- **Data shown**
-- -- --

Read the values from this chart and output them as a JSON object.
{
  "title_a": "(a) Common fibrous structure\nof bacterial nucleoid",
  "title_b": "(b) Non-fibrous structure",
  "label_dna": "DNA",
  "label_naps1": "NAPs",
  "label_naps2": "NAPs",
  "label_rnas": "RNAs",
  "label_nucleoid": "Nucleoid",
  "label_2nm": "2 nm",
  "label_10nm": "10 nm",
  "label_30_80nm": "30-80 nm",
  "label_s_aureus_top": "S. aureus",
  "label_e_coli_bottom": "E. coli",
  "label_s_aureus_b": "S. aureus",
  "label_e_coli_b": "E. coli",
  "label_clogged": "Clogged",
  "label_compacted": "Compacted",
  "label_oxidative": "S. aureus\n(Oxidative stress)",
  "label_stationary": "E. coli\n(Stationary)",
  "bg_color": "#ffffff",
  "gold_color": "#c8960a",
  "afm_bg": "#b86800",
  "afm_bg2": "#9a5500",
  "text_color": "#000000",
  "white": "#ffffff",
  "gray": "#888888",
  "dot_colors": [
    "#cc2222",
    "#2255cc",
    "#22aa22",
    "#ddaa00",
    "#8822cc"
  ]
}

-- -- --

- **What the exercise asks**
Go through the material above and report each line containing "coli".

- **Written response**
  "label_e_coli_bottom": "E. coli",
  "label_e_coli_b": "E. coli",
  "label_stationary": "E. coli\n(Stationary)",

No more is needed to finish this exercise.